» OBJECTIVE:
Where does the string "الأستاذ" appear? Copy every line of the entries below that holds it.
## START
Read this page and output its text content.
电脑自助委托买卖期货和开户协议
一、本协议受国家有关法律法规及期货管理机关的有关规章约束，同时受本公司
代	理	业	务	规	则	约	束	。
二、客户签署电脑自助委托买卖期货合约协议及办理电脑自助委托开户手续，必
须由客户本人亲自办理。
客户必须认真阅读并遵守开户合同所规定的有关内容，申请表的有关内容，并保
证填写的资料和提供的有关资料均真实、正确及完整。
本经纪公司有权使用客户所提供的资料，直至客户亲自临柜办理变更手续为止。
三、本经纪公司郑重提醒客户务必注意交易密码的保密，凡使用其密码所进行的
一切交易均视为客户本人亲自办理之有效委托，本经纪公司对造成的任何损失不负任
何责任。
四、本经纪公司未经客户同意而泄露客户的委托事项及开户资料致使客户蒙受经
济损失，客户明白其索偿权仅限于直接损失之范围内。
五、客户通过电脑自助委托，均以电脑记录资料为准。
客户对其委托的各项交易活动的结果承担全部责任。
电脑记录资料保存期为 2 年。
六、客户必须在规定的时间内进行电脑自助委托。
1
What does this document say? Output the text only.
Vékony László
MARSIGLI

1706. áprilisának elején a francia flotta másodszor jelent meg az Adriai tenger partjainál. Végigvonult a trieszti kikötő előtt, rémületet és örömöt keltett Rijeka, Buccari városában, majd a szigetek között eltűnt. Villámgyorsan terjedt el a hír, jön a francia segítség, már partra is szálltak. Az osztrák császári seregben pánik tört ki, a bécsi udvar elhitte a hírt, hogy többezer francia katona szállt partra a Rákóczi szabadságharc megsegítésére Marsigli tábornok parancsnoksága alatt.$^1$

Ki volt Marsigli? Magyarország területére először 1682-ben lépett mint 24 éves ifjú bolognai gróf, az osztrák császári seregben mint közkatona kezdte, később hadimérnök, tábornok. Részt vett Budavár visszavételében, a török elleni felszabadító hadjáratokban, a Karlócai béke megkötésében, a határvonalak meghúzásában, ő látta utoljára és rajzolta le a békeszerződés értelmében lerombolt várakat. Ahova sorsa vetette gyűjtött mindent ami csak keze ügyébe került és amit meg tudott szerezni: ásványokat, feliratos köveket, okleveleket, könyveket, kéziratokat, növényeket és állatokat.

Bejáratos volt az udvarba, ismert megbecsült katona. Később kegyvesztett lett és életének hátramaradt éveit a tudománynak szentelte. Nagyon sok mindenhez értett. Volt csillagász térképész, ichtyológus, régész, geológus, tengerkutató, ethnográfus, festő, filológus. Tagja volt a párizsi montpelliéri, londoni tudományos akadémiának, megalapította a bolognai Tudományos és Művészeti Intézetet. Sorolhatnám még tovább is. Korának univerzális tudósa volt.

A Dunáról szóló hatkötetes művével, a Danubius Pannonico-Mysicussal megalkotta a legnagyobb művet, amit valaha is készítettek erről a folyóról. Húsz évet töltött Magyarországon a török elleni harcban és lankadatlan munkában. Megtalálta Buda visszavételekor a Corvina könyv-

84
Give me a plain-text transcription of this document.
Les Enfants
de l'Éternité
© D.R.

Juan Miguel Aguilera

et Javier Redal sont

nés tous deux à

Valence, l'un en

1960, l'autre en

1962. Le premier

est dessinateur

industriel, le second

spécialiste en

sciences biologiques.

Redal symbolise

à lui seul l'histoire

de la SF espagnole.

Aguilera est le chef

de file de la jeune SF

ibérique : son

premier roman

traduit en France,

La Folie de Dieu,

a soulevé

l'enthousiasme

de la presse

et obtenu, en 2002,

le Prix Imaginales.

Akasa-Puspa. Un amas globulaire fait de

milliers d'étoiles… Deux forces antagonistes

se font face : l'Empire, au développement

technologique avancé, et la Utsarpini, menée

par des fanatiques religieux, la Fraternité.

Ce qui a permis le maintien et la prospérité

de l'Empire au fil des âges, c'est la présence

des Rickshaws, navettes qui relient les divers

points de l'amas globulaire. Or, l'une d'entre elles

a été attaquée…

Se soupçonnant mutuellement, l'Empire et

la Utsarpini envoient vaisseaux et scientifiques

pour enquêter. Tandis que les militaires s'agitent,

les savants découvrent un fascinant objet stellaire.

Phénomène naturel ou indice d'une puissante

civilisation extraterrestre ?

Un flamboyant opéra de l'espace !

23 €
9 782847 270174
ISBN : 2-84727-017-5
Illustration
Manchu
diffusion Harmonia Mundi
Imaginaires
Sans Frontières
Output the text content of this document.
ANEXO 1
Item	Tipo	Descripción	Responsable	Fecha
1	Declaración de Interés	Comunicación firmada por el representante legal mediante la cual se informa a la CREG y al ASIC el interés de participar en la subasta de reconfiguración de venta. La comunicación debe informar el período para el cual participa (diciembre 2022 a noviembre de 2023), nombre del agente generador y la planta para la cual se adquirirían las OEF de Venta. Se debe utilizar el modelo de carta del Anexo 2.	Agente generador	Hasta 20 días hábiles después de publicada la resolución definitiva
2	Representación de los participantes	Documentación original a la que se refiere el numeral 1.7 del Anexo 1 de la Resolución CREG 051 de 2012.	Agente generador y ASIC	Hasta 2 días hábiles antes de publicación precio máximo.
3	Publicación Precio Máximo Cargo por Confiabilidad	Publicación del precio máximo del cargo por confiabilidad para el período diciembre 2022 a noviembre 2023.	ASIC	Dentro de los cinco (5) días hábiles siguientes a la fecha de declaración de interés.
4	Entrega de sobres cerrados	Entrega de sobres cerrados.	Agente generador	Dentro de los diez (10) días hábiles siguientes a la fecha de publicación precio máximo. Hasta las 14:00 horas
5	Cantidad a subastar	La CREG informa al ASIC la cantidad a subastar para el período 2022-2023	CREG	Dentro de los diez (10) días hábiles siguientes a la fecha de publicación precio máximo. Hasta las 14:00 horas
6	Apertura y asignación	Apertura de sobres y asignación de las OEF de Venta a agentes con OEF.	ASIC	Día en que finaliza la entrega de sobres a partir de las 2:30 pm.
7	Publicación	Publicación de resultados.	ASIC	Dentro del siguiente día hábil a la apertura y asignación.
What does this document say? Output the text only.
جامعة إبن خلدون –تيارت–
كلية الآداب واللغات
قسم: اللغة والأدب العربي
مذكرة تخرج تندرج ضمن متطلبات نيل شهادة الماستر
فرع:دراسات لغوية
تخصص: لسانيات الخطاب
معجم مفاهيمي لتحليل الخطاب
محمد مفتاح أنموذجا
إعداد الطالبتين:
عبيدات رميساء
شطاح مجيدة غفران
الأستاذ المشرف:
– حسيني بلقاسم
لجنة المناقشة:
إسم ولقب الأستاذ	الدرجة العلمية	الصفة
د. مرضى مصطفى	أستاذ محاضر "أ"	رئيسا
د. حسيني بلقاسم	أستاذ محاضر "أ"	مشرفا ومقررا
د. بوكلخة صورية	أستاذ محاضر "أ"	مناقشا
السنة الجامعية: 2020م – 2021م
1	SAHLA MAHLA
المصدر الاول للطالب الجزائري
## END
» SOLUTION TO THIS EXERCISE:
الأستاذ المشرف:
إسم ولقب الأستاذ	الدرجة العلمية	الصفة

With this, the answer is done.